[Stated problem] Represent every line of the material below as a JSON list of strings, one string per line, omitting blank lines.

[start]

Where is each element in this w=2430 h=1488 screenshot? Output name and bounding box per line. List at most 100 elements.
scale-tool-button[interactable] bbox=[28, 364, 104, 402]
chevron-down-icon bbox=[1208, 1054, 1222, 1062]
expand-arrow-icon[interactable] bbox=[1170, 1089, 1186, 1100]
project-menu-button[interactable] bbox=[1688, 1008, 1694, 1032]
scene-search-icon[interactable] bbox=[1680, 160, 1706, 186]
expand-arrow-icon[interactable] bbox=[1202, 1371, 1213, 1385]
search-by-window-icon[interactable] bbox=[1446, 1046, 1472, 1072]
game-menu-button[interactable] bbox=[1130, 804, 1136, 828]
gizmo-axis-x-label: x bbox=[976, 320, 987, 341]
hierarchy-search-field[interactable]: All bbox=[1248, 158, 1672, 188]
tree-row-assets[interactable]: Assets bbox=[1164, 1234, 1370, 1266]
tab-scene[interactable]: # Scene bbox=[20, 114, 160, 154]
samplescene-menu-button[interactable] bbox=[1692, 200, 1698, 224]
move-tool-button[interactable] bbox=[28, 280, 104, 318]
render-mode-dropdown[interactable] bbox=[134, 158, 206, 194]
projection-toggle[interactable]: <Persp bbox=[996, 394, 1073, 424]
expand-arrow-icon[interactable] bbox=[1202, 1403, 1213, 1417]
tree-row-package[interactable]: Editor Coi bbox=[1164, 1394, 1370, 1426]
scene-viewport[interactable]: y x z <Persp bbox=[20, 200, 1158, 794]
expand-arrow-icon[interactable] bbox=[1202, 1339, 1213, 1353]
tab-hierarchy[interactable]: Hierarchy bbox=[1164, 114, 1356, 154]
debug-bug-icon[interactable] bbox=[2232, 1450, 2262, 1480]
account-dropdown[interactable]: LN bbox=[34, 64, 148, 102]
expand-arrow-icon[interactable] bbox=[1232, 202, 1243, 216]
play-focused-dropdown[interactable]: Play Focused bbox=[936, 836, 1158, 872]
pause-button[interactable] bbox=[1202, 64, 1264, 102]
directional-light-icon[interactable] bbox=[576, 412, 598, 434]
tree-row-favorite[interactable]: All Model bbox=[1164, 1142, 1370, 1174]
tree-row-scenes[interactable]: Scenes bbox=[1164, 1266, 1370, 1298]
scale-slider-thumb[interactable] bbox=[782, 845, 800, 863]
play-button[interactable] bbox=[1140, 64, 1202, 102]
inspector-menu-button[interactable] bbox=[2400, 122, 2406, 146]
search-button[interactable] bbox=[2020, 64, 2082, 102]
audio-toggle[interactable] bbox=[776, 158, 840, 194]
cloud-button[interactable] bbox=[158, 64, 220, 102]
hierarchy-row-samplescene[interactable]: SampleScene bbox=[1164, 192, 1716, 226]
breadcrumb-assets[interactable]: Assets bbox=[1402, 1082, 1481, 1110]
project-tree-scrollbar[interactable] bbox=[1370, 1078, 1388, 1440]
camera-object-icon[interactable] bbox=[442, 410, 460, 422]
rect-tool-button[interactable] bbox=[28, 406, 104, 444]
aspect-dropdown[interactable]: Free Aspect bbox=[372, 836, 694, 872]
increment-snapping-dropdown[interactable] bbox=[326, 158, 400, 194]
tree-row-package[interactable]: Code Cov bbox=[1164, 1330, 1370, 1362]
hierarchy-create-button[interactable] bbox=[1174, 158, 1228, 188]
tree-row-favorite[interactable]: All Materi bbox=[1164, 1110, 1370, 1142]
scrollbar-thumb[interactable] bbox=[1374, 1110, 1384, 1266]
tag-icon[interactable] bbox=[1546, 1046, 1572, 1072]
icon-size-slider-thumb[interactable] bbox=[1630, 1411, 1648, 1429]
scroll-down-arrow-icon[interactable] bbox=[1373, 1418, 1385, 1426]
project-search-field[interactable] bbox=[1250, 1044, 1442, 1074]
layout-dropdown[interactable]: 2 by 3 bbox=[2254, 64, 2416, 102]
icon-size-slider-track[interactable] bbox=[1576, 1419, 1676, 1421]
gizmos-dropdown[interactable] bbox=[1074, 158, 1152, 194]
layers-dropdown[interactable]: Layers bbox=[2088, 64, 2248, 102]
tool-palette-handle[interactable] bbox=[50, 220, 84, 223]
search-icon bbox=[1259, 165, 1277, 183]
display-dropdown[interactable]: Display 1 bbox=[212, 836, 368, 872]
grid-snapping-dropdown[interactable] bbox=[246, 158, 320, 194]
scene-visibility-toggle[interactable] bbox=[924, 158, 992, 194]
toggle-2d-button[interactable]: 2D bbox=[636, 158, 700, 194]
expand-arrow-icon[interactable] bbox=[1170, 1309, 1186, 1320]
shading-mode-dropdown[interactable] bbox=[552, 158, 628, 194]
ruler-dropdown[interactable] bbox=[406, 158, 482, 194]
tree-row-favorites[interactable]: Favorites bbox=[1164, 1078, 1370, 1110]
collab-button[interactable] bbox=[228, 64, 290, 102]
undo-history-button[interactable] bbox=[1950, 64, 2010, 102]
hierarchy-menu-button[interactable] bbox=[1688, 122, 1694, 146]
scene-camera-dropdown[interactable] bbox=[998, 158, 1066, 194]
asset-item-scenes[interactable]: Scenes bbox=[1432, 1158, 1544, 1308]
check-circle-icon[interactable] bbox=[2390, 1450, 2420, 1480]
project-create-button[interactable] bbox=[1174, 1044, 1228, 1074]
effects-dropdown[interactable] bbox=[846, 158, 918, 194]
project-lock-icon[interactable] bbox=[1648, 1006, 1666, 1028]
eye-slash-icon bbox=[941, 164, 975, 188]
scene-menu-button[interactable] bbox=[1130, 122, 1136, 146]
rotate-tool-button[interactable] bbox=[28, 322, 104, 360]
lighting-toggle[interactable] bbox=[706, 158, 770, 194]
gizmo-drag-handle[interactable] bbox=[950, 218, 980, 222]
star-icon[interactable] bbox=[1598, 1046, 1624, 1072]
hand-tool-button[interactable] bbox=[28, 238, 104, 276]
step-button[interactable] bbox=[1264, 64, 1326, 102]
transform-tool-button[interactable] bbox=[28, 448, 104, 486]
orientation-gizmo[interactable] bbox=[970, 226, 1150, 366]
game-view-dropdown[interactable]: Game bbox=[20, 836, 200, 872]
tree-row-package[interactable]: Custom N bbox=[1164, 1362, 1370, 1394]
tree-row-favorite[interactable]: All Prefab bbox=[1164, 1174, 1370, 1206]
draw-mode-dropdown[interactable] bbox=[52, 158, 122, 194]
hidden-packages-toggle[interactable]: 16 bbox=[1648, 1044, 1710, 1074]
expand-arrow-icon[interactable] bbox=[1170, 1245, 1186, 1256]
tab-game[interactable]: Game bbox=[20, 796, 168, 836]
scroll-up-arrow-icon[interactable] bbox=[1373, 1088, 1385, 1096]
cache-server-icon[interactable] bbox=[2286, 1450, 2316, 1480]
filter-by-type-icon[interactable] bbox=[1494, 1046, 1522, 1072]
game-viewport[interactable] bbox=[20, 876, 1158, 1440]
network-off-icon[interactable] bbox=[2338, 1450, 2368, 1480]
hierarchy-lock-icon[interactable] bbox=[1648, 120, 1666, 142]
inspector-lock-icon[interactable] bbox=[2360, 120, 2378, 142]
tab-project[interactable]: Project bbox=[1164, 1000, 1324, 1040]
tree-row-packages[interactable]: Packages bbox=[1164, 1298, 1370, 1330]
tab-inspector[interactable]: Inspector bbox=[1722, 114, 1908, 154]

[end]

[Response]
[
  "Where is each element in this w=2430 h=1488 screenshot? Output name and bounding box per line. List at most 100 elements.",
  "scale-tool-button[interactable] bbox=[28, 364, 104, 402]",
  "chevron-down-icon bbox=[1208, 1054, 1222, 1062]",
  "expand-arrow-icon[interactable] bbox=[1170, 1089, 1186, 1100]",
  "project-menu-button[interactable] bbox=[1688, 1008, 1694, 1032]",
  "scene-search-icon[interactable] bbox=[1680, 160, 1706, 186]",
  "expand-arrow-icon[interactable] bbox=[1202, 1371, 1213, 1385]",
  "search-by-window-icon[interactable] bbox=[1446, 1046, 1472, 1072]",
  "game-menu-button[interactable] bbox=[1130, 804, 1136, 828]",
  "gizmo-axis-x-label: x bbox=[976, 320, 987, 341]",
  "hierarchy-search-field[interactable]: All bbox=[1248, 158, 1672, 188]",
  "tree-row-assets[interactable]: Assets bbox=[1164, 1234, 1370, 1266]",
  "tab-scene[interactable]: # Scene bbox=[20, 114, 160, 154]",
  "samplescene-menu-button[interactable] bbox=[1692, 200, 1698, 224]",
  "move-tool-button[interactable] bbox=[28, 280, 104, 318]",
  "render-mode-dropdown[interactable] bbox=[134, 158, 206, 194]",
  "projection-toggle[interactable]: <Persp bbox=[996, 394, 1073, 424]",
  "expand-arrow-icon[interactable] bbox=[1202, 1403, 1213, 1417]",
  "tree-row-package[interactable]: Editor Coi bbox=[1164, 1394, 1370, 1426]",
  "scene-viewport[interactable]: y x z <Persp bbox=[20, 200, 1158, 794]",
  "expand-arrow-icon[interactable] bbox=[1202, 1339, 1213, 1353]",
  "tab-hierarchy[interactable]: Hierarchy bbox=[1164, 114, 1356, 154]",
  "debug-bug-icon[interactable] bbox=[2232, 1450, 2262, 1480]",
  "account-dropdown[interactable]: LN bbox=[34, 64, 148, 102]",
  "expand-arrow-icon[interactable] bbox=[1232, 202, 1243, 216]",
  "play-focused-dropdown[interactable]: Play Focused bbox=[936, 836, 1158, 872]",
  "pause-button[interactable] bbox=[1202, 64, 1264, 102]",
  "directional-light-icon[interactable] bbox=[576, 412, 598, 434]",
  "tree-row-favorite[interactable]: All Model bbox=[1164, 1142, 1370, 1174]",
  "tree-row-scenes[interactable]: Scenes bbox=[1164, 1266, 1370, 1298]",
  "scale-slider-thumb[interactable] bbox=[782, 845, 800, 863]",
  "play-button[interactable] bbox=[1140, 64, 1202, 102]",
  "inspector-menu-button[interactable] bbox=[2400, 122, 2406, 146]",
  "search-button[interactable] bbox=[2020, 64, 2082, 102]",
  "audio-toggle[interactable] bbox=[776, 158, 840, 194]",
  "cloud-button[interactable] bbox=[158, 64, 220, 102]",
  "hierarchy-row-samplescene[interactable]: SampleScene bbox=[1164, 192, 1716, 226]",
  "breadcrumb-assets[interactable]: Assets bbox=[1402, 1082, 1481, 1110]",
  "project-tree-scrollbar[interactable] bbox=[1370, 1078, 1388, 1440]",
  "camera-object-icon[interactable] bbox=[442, 410, 460, 422]",
  "rect-tool-button[interactable] bbox=[28, 406, 104, 444]",
  "aspect-dropdown[interactable]: Free Aspect bbox=[372, 836, 694, 872]",
  "increment-snapping-dropdown[interactable] bbox=[326, 158, 400, 194]",
  "tree-row-package[interactable]: Code Cov bbox=[1164, 1330, 1370, 1362]",
  "hierarchy-create-button[interactable] bbox=[1174, 158, 1228, 188]",
  "tree-row-favorite[interactable]: All Materi bbox=[1164, 1110, 1370, 1142]",
  "scrollbar-thumb[interactable] bbox=[1374, 1110, 1384, 1266]",
  "tag-icon[interactable] bbox=[1546, 1046, 1572, 1072]",
  "icon-size-slider-thumb[interactable] bbox=[1630, 1411, 1648, 1429]",
  "scroll-down-arrow-icon[interactable] bbox=[1373, 1418, 1385, 1426]",
  "project-search-field[interactable] bbox=[1250, 1044, 1442, 1074]",
  "layout-dropdown[interactable]: 2 by 3 bbox=[2254, 64, 2416, 102]",
  "icon-size-slider-track[interactable] bbox=[1576, 1419, 1676, 1421]",
  "gizmos-dropdown[interactable] bbox=[1074, 158, 1152, 194]",
  "layers-dropdown[interactable]: Layers bbox=[2088, 64, 2248, 102]",
  "tool-palette-handle[interactable] bbox=[50, 220, 84, 223]",
  "search-icon bbox=[1259, 165, 1277, 183]",
  "display-dropdown[interactable]: Display 1 bbox=[212, 836, 368, 872]",
  "grid-snapping-dropdown[interactable] bbox=[246, 158, 320, 194]",
  "scene-visibility-toggle[interactable] bbox=[924, 158, 992, 194]",
  "toggle-2d-button[interactable]: 2D bbox=[636, 158, 700, 194]",
  "expand-arrow-icon[interactable] bbox=[1170, 1309, 1186, 1320]",
  "shading-mode-dropdown[interactable] bbox=[552, 158, 628, 194]",
  "ruler-dropdown[interactable] bbox=[406, 158, 482, 194]",
  "tree-row-favorites[interactable]: Favorites bbox=[1164, 1078, 1370, 1110]",
  "collab-button[interactable] bbox=[228, 64, 290, 102]",
  "undo-history-button[interactable] bbox=[1950, 64, 2010, 102]",
  "hierarchy-menu-button[interactable] bbox=[1688, 122, 1694, 146]",
  "scene-camera-dropdown[interactable] bbox=[998, 158, 1066, 194]",
  "asset-item-scenes[interactable]: Scenes bbox=[1432, 1158, 1544, 1308]",
  "check-circle-icon[interactable] bbox=[2390, 1450, 2420, 1480]",
  "project-create-button[interactable] bbox=[1174, 1044, 1228, 1074]",
  "effects-dropdown[interactable] bbox=[846, 158, 918, 194]",
  "project-lock-icon[interactable] bbox=[1648, 1006, 1666, 1028]",
  "eye-slash-icon bbox=[941, 164, 975, 188]",
  "scene-menu-button[interactable] bbox=[1130, 122, 1136, 146]",
  "rotate-tool-button[interactable] bbox=[28, 322, 104, 360]",
  "lighting-toggle[interactable] bbox=[706, 158, 770, 194]",
  "gizmo-drag-handle[interactable] bbox=[950, 218, 980, 222]",
  "star-icon[interactable] bbox=[1598, 1046, 1624, 1072]",
  "hand-tool-button[interactable] bbox=[28, 238, 104, 276]",
  "step-button[interactable] bbox=[1264, 64, 1326, 102]",
  "transform-tool-button[interactable] bbox=[28, 448, 104, 486]",
  "orientation-gizmo[interactable] bbox=[970, 226, 1150, 366]",
  "game-view-dropdown[interactable]: Game bbox=[20, 836, 200, 872]",
  "tree-row-package[interactable]: Custom N bbox=[1164, 1362, 1370, 1394]",
  "tree-row-favorite[interactable]: All Prefab bbox=[1164, 1174, 1370, 1206]",
  "draw-mode-dropdown[interactable] bbox=[52, 158, 122, 194]",
  "hidden-packages-toggle[interactable]: 16 bbox=[1648, 1044, 1710, 1074]",
  "expand-arrow-icon[interactable] bbox=[1170, 1245, 1186, 1256]",
  "tab-game[interactable]: Game bbox=[20, 796, 168, 836]",
  "scroll-up-arrow-icon[interactable] bbox=[1373, 1088, 1385, 1096]",
  "cache-server-icon[interactable] bbox=[2286, 1450, 2316, 1480]",
  "filter-by-type-icon[interactable] bbox=[1494, 1046, 1522, 1072]",
  "game-viewport[interactable] bbox=[20, 876, 1158, 1440]",
  "network-off-icon[interactable] bbox=[2338, 1450, 2368, 1480]",
  "hierarchy-lock-icon[interactable] bbox=[1648, 120, 1666, 142]",
  "inspector-lock-icon[interactable] bbox=[2360, 120, 2378, 142]",
  "tab-project[interactable]: Project bbox=[1164, 1000, 1324, 1040]",
  "tree-row-packages[interactable]: Packages bbox=[1164, 1298, 1370, 1330]",
  "tab-inspector[interactable]: Inspector bbox=[1722, 114, 1908, 154]"
]